The key quantity here is the area under the graph line. This should correspond to the total light output._

The RC10 is a strong thrower, as shown by the peaks near the centre of the beam profile but still has some useful spill light.








The beam of the RC10 pre-production

As shown by the previous beam profile graphs, the RC10 has a very strong hotspot giving it plenty of throw and a long beam range.

The first beamshot is exposed to give an impression of the beam’s brightness to the naked eye.






This second photo has the exposure reduced to show the bright hotspot and how it compares to the spill area.








Using the RC10






The RC10’s simple shape is comfortable to hold, however, put it down and the complete lack of anti-roll design features means it won’t stay still and starts to roll about.

Solidly built, the RC10 feels like it could take plenty of rough handling and would survive well as a tradesman’s work light.

On Turbo, the RC10 gets quite hot after 15-20 minutes or so, but never so hot you can’t hold it. There is no noticeable increase in temperature using any of the lower modes.

The bright hotspot can be overpowering at closer ranges requiring you to hunt around with the hotspot to find what you are looking for. Outside this is not such an issue as at greater ranges, the hotspot gives you a strong search light which cuts well into the distance.

Of course, for use indoors the RC10 has plenty of output for bouncing off the ceiling for nice even illumination.






Use of a forward clicky and separate mode switch makes this a very immediate and easy to use light. There is a noticeable delay for all output levels. I would estimate the delay as about 0.2s from pushing the switch to the light coming on. This is merely an observation as it has no real bearing on general use.

The wall holder/charging cradle, holds the RC10 securely and the sprung retaining clips operate smoothly. The RC10 won’t come out if knocked, but is released easily enough when you want.

The RC10 is the type of light you may keep in the garage, utility room, basement or car/van/lorry where you want a light on hand, neatly mounted and fully charged.

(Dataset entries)
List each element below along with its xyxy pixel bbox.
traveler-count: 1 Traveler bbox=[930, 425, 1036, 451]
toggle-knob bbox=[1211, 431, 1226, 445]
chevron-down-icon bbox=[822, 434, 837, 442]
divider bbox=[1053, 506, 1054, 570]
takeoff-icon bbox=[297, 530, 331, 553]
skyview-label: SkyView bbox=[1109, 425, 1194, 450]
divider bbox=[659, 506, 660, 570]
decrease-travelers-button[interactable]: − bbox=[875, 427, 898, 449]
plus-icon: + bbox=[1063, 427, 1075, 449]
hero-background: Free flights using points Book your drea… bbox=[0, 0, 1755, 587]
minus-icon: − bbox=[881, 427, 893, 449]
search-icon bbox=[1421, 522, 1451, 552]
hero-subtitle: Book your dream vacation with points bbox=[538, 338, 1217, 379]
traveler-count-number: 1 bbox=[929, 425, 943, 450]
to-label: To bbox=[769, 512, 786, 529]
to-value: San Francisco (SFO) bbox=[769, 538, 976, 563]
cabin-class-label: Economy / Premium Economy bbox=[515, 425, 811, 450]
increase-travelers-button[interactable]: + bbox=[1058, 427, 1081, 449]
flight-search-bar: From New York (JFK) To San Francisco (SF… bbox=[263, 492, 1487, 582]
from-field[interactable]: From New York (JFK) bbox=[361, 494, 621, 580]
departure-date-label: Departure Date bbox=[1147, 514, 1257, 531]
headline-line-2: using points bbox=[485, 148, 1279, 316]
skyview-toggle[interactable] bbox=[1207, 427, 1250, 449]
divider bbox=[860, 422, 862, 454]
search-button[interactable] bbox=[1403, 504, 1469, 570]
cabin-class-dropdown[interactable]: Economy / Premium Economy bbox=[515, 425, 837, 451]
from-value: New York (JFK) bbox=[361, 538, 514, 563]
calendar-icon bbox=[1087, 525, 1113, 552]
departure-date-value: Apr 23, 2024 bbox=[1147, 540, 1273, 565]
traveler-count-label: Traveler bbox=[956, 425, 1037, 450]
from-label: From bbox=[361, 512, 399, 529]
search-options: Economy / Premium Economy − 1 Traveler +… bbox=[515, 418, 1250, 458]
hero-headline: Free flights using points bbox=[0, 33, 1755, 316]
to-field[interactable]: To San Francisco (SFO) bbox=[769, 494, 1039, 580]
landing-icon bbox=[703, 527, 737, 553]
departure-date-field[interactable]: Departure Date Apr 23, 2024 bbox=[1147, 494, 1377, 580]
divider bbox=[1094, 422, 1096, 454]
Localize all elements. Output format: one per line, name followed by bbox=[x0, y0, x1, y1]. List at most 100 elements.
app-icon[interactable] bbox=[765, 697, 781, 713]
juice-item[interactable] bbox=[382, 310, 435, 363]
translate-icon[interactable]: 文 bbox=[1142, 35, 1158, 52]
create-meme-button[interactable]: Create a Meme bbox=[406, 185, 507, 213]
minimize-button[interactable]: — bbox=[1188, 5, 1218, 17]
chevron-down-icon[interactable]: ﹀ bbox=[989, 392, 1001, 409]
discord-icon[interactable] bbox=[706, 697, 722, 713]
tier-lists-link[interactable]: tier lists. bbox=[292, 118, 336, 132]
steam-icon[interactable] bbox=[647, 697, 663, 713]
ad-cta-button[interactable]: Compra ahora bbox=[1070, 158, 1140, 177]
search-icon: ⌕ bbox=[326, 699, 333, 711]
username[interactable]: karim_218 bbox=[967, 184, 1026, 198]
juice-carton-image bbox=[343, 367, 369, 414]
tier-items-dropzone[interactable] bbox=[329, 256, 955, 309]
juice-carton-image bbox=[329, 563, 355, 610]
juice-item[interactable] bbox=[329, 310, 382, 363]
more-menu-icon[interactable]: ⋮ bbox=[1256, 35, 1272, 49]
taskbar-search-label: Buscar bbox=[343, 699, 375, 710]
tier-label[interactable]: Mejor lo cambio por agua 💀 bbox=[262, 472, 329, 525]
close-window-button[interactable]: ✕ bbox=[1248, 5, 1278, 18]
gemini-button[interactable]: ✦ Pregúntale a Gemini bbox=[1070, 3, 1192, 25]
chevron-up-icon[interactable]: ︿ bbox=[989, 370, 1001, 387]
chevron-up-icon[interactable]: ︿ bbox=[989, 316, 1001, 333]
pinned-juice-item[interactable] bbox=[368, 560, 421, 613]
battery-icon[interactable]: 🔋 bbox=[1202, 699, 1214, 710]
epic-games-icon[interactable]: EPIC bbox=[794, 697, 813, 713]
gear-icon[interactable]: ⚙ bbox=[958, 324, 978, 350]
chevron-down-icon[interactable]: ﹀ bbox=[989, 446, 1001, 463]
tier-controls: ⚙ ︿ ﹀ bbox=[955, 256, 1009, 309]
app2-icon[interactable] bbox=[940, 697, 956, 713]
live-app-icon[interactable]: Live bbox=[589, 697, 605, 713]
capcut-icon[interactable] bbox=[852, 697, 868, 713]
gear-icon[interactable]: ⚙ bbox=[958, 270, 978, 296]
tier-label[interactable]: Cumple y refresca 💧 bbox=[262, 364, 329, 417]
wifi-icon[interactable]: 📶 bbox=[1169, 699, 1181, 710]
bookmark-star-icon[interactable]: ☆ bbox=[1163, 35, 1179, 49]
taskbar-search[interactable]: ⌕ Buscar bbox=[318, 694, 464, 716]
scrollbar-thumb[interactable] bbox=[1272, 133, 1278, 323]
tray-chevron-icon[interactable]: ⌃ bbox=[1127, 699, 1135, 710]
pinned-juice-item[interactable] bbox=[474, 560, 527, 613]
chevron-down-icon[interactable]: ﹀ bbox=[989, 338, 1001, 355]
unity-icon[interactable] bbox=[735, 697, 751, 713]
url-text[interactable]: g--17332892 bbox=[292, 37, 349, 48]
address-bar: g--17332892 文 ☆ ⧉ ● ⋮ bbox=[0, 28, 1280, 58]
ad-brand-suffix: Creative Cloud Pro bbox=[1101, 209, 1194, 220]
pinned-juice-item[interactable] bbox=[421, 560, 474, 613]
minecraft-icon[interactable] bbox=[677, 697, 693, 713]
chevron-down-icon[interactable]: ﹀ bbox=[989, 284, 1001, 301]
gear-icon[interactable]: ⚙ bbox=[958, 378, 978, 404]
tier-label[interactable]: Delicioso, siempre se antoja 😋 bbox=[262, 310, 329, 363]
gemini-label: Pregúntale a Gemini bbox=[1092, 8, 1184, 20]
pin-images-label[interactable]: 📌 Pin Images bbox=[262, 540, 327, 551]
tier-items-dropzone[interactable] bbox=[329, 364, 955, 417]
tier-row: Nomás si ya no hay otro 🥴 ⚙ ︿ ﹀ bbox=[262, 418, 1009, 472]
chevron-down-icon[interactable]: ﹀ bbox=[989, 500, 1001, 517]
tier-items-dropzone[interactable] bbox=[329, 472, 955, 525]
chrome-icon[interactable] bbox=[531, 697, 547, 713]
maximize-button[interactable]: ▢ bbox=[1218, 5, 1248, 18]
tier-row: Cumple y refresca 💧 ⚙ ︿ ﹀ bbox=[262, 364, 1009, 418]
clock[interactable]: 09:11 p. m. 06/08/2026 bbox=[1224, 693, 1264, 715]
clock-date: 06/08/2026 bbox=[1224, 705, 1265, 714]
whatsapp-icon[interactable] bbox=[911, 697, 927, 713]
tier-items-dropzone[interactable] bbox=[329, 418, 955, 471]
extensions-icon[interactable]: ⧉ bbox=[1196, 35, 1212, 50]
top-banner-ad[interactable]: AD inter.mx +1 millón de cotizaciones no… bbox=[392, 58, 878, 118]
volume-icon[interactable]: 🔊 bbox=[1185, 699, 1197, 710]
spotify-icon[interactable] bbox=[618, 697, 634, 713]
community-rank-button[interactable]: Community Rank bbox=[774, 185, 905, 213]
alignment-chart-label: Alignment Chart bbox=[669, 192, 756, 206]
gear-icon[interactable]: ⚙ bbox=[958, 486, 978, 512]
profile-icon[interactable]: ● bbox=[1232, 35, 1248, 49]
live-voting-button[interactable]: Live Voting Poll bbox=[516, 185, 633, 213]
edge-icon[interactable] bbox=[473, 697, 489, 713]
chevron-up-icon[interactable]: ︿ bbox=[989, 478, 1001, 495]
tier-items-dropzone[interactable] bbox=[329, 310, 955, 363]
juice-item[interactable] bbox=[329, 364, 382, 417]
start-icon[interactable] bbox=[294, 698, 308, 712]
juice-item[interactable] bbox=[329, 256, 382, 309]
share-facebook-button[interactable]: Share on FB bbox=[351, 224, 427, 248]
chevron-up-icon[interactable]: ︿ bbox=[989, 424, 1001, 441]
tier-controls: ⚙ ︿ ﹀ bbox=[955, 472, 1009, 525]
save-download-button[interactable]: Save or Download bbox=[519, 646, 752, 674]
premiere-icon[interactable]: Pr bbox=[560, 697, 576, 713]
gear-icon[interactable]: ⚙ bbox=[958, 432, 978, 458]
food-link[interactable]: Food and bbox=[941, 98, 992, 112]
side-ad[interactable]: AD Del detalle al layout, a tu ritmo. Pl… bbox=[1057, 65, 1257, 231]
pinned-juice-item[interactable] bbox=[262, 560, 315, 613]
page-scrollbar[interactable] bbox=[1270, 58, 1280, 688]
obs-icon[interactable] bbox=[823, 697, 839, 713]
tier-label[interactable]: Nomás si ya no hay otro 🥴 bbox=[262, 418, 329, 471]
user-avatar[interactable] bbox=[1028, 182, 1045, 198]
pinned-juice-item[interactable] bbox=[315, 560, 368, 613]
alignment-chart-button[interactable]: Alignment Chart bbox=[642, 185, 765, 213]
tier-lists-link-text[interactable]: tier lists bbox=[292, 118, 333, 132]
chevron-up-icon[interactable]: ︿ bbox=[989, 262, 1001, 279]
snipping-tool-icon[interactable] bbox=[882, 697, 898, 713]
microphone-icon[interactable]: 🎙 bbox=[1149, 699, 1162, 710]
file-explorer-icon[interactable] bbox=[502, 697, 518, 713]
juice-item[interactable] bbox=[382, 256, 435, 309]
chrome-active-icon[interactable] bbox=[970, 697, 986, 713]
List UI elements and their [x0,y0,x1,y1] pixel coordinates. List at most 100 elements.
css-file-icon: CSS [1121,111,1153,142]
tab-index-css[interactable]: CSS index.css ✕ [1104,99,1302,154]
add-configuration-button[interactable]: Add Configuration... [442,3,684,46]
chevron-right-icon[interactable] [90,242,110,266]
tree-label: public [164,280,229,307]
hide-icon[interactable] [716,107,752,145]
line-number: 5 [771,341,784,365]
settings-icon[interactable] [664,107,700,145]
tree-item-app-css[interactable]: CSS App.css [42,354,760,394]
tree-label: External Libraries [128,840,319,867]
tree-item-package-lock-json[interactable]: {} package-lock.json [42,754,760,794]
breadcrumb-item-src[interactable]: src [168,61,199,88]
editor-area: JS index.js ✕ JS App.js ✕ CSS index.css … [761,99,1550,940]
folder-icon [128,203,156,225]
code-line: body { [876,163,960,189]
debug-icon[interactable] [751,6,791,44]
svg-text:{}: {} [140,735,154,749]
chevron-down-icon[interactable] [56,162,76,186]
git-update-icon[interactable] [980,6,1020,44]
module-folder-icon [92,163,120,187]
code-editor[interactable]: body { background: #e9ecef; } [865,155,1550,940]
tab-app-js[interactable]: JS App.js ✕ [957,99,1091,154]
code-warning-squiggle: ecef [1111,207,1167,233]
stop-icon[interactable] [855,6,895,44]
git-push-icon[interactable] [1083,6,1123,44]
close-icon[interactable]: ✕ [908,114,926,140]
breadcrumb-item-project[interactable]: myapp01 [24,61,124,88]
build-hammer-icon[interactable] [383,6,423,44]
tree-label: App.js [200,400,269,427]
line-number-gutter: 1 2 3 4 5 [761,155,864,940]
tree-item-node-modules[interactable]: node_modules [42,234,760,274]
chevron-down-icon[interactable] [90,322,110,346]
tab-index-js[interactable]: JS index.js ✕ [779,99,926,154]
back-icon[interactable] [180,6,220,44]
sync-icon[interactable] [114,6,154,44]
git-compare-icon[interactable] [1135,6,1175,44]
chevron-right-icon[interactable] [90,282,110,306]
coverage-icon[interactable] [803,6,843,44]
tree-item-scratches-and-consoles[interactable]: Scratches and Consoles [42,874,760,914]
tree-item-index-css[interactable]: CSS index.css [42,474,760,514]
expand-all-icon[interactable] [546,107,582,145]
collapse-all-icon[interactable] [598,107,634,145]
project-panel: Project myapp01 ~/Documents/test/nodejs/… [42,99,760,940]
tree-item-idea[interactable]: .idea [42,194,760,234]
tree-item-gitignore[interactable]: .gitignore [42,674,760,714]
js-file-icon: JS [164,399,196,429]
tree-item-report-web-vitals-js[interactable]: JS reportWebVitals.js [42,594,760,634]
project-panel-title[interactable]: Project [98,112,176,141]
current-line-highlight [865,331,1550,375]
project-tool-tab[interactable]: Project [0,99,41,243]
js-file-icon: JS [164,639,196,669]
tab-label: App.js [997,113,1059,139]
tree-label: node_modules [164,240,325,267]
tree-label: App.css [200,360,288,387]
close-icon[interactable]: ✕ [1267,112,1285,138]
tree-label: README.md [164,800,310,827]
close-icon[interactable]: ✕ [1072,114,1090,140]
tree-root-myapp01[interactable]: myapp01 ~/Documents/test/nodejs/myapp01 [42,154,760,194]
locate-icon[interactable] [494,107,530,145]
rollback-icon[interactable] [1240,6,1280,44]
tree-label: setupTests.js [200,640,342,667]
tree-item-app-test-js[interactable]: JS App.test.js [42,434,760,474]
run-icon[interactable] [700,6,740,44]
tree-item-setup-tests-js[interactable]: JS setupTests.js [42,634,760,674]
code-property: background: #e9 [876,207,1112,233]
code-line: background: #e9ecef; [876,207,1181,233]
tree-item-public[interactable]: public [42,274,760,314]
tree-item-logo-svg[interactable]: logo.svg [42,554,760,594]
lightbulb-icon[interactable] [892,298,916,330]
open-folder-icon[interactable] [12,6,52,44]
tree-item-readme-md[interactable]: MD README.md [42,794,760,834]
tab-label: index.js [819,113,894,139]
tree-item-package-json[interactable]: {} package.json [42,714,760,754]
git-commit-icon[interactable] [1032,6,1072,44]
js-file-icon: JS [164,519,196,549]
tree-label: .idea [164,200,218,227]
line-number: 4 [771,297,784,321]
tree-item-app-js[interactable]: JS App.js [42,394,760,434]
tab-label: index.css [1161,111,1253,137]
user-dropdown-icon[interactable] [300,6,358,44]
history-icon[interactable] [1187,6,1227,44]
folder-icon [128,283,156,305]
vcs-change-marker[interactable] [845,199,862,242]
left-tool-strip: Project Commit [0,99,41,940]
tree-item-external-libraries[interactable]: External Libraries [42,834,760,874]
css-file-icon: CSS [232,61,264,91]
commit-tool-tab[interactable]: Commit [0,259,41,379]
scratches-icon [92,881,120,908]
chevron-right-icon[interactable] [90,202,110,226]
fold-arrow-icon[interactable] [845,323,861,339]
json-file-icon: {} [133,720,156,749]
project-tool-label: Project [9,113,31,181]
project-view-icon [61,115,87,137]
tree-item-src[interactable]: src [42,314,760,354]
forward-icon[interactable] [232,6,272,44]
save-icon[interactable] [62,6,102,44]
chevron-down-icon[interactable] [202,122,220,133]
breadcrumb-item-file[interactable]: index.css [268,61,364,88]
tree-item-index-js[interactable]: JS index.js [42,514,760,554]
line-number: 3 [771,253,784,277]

Stated problem A:
Using the source extract about the RC10, answer each question briefly:
(i) What should the area under the graph line correspond to?
(ii) How long does it take on Turbo before the RC10 gets quite hot?
(iii) About how long is the estimated delay from pushing the switch to the light coming on?
Stated problem B: Repeat the rows exactly, from the start of the rows down to the line containing "traveler-count-label: Traveler bbox=[956, 425, 1037, 450]", including both ends.
The source extract and the rows have no connection to each other.

Exercise answer A:
(i) The total light output.
(ii) About 15-20 minutes.
(iii) About 0.2s.

Exercise answer B:
List each element below along with its xyxy pixel bbox.
traveler-count: 1 Traveler bbox=[930, 425, 1036, 451]
toggle-knob bbox=[1211, 431, 1226, 445]
chevron-down-icon bbox=[822, 434, 837, 442]
divider bbox=[1053, 506, 1054, 570]
takeoff-icon bbox=[297, 530, 331, 553]
skyview-label: SkyView bbox=[1109, 425, 1194, 450]
divider bbox=[659, 506, 660, 570]
decrease-travelers-button[interactable]: − bbox=[875, 427, 898, 449]
plus-icon: + bbox=[1063, 427, 1075, 449]
hero-background: Free flights using points Book your drea… bbox=[0, 0, 1755, 587]
minus-icon: − bbox=[881, 427, 893, 449]
search-icon bbox=[1421, 522, 1451, 552]
hero-subtitle: Book your dream vacation with points bbox=[538, 338, 1217, 379]
traveler-count-number: 1 bbox=[929, 425, 943, 450]
to-label: To bbox=[769, 512, 786, 529]
to-value: San Francisco (SFO) bbox=[769, 538, 976, 563]
cabin-class-label: Economy / Premium Economy bbox=[515, 425, 811, 450]
increase-travelers-button[interactable]: + bbox=[1058, 427, 1081, 449]
flight-search-bar: From New York (JFK) To San Francisco (SF… bbox=[263, 492, 1487, 582]
from-field[interactable]: From New York (JFK) bbox=[361, 494, 621, 580]
departure-date-label: Departure Date bbox=[1147, 514, 1257, 531]
headline-line-2: using points bbox=[485, 148, 1279, 316]
skyview-toggle[interactable] bbox=[1207, 427, 1250, 449]
divider bbox=[860, 422, 862, 454]
search-button[interactable] bbox=[1403, 504, 1469, 570]
cabin-class-dropdown[interactable]: Economy / Premium Economy bbox=[515, 425, 837, 451]
from-value: New York (JFK) bbox=[361, 538, 514, 563]
calendar-icon bbox=[1087, 525, 1113, 552]
departure-date-value: Apr 23, 2024 bbox=[1147, 540, 1273, 565]
traveler-count-label: Traveler bbox=[956, 425, 1037, 450]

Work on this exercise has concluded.